[Extracted data entries]

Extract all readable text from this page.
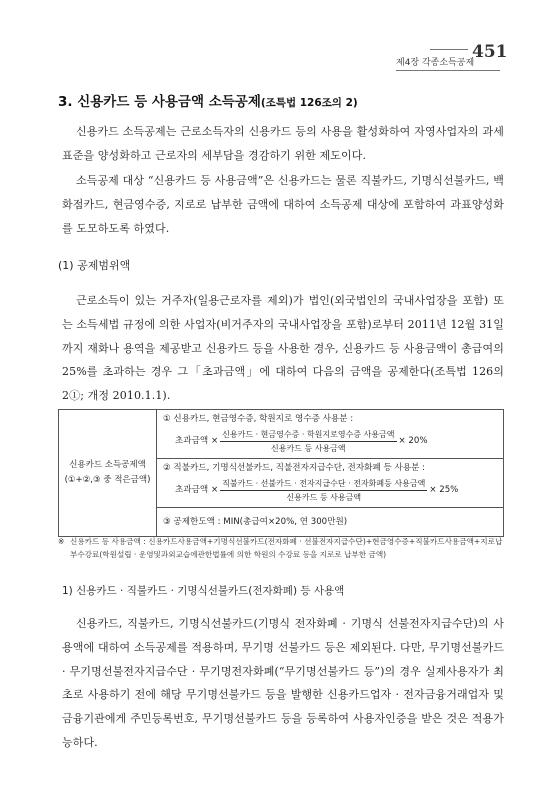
451
제4장 각종소득공제
3. 신용카드 등 사용금액 소득공제(조특법 126조의 2)
신용카드 소득공제는 근로소득자의 신용카드 등의 사용을 활성화하여 자영사업자의 과세표준을 양성화하고 근로자의 세부담을 경감하기 위한 제도이다.
소득공제 대상 “신용카드 등 사용금액”은 신용카드는 물론 직불카드, 기명식선불카드, 백화점카드, 현금영수증, 지로로 납부한 금액에 대하여 소득공제 대상에 포함하여 과표양성화를 도모하도록 하였다.
(1) 공제범위액
근로소득이 있는 거주자(일용근로자를 제외)가 법인(외국법인의 국내사업장을 포함) 또는 소득세법 규정에 의한 사업자(비거주자의 국내사업장을 포함)로부터 2011년 12월 31일까지 재화나 용역을 제공받고 신용카드 등을 사용한 경우, 신용카드 등 사용금액이 총급여의 25%를 초과하는 경우 그「초과금액」에 대하여 다음의 금액을 공제한다(조특법 126의2①; 개정 2010.1.1).
신용카드 소득공제액
(①+②,③ 중 적은금액)

① 신용카드, 현금영수증, 학원지로 영수증 사용분 :
초과금액 × $\frac{\text{신용카드 · 현금영수증 · 학원지로영수증 사용금액}}{\text{신용카드 등 사용금액}} \times 20\%$

② 직불카드, 기명식선불카드, 직불전자지급수단, 전자화폐 등 사용분 :
초과금액 × $\frac{\text{직불카드 · 선불카드 · 전자지급수단 · 전자화폐등 사용금액}}{\text{신용카드 등 사용금액}} \times 25\%$

③ 공제한도액 : MIN(총급여×20%, 연 300만원)
※ 신용카드 등 사용금액 : 신용카드사용금액+기명식선불카드(전자화폐 · 선불전자지급수단)+현금영수증+직불카드사용금액+지로납부수강료(학원설립 · 운영및과외교습에관한법률에 의한 학원의 수강료 등을 지로로 납부한 금액)
1) 신용카드 · 직불카드 · 기명식선불카드(전자화폐) 등 사용액
신용카드, 직불카드, 기명식선불카드(기명식 전자화폐 · 기명식 선불전자지급수단)의 사용액에 대하여 소득공제를 적용하며, 무기명 선불카드 등은 제외된다. 다만, 무기명선불카드 · 무기명선불전자지급수단 · 무기명전자화폐(“무기명선불카드 등”)의 경우 실제사용자가 최초로 사용하기 전에 해당 무기명선불카드 등을 발행한 신용카드업자 · 전자금융거래업자 및 금융기관에게 주민등록번호, 무기명선불카드 등을 등록하여 사용자인증을 받은 것은 적용가능하다.
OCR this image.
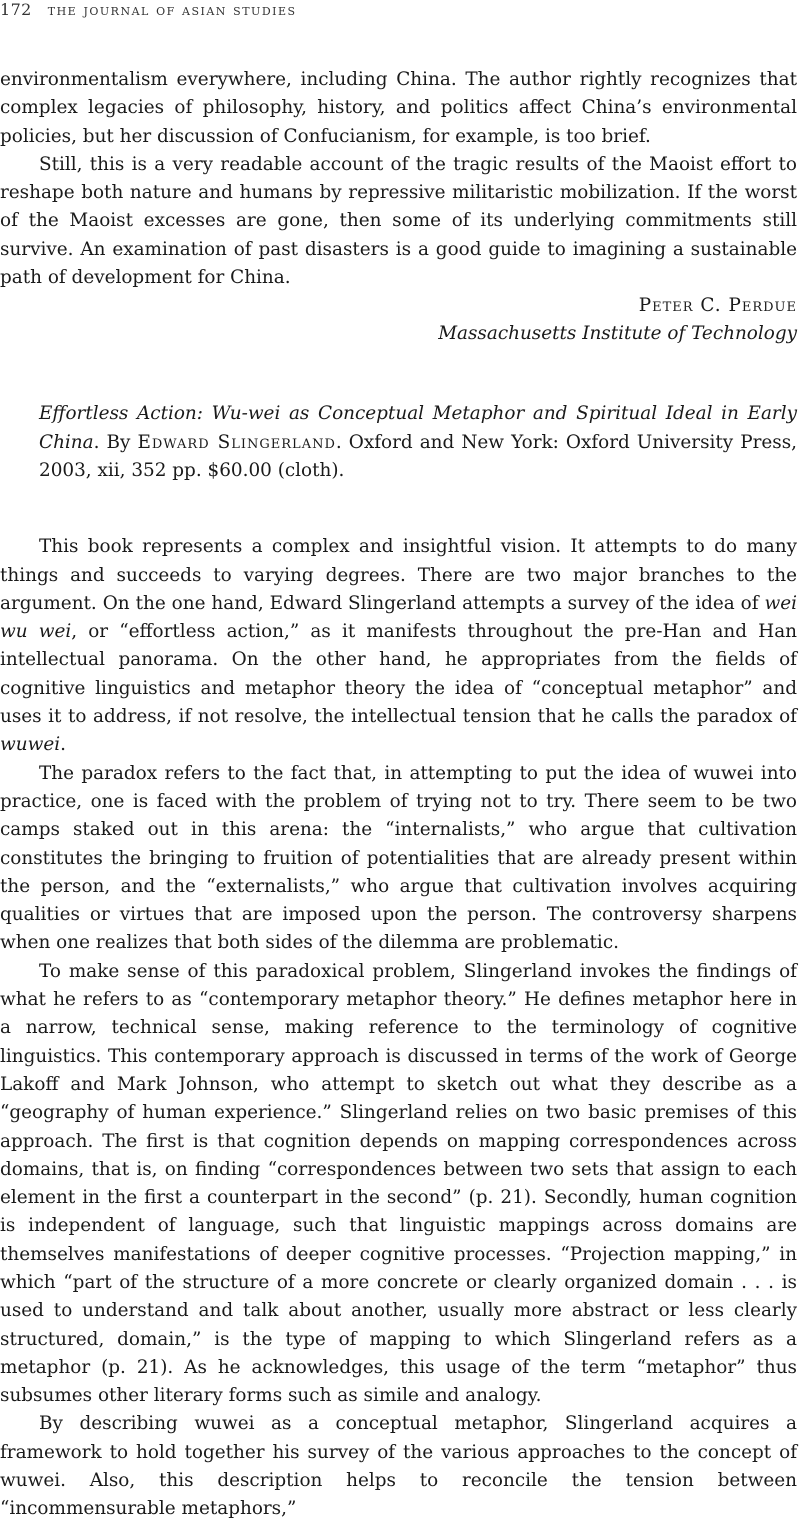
172 the journal of asian studies

environmentalism everywhere, including China. The author rightly recognizes that complex legacies of philosophy, history, and politics affect China’s environmental policies, but her discussion of Confucianism, for example, is too brief.

Still, this is a very readable account of the tragic results of the Maoist effort to reshape both nature and humans by repressive militaristic mobilization. If the worst of the Maoist excesses are gone, then some of its underlying commitments still survive. An examination of past disasters is a good guide to imagining a sustainable path of development for China.

Peter C. Perdue
Massachusetts Institute of Technology
Effortless Action: Wu-wei as Conceptual Metaphor and Spiritual Ideal in Early China. By Edward Slingerland. Oxford and New York: Oxford University Press, 2003, xii, 352 pp. $60.00 (cloth).

This book represents a complex and insightful vision. It attempts to do many things and succeeds to varying degrees. There are two major branches to the argument. On the one hand, Edward Slingerland attempts a survey of the idea of wei wu wei, or “effortless action,” as it manifests throughout the pre-Han and Han intellectual panorama. On the other hand, he appropriates from the fields of cognitive linguistics and metaphor theory the idea of “conceptual metaphor” and uses it to address, if not resolve, the intellectual tension that he calls the paradox of wuwei.

The paradox refers to the fact that, in attempting to put the idea of wuwei into practice, one is faced with the problem of trying not to try. There seem to be two camps staked out in this arena: the “internalists,” who argue that cultivation constitutes the bringing to fruition of potentialities that are already present within the person, and the “externalists,” who argue that cultivation involves acquiring qualities or virtues that are imposed upon the person. The controversy sharpens when one realizes that both sides of the dilemma are problematic.

To make sense of this paradoxical problem, Slingerland invokes the findings of what he refers to as “contemporary metaphor theory.” He defines metaphor here in a narrow, technical sense, making reference to the terminology of cognitive linguistics. This contemporary approach is discussed in terms of the work of George Lakoff and Mark Johnson, who attempt to sketch out what they describe as a “geography of human experience.” Slingerland relies on two basic premises of this approach. The first is that cognition depends on mapping correspondences across domains, that is, on finding “correspondences between two sets that assign to each element in the first a counterpart in the second” (p. 21). Secondly, human cognition is independent of language, such that linguistic mappings across domains are themselves manifestations of deeper cognitive processes. “Projection mapping,” in which “part of the structure of a more concrete or clearly organized domain . . . is used to understand and talk about another, usually more abstract or less clearly structured, domain,” is the type of mapping to which Slingerland refers as a metaphor (p. 21). As he acknowledges, this usage of the term “metaphor” thus subsumes other literary forms such as simile and analogy.

By describing wuwei as a conceptual metaphor, Slingerland acquires a framework to hold together his survey of the various approaches to the concept of wuwei. Also, this description helps to reconcile the tension between “incommensurable metaphors,”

◆ **Exercise goal**
Across the records, how many lines contain "text"? Only the number should be given.

◆ **Correct answer**
3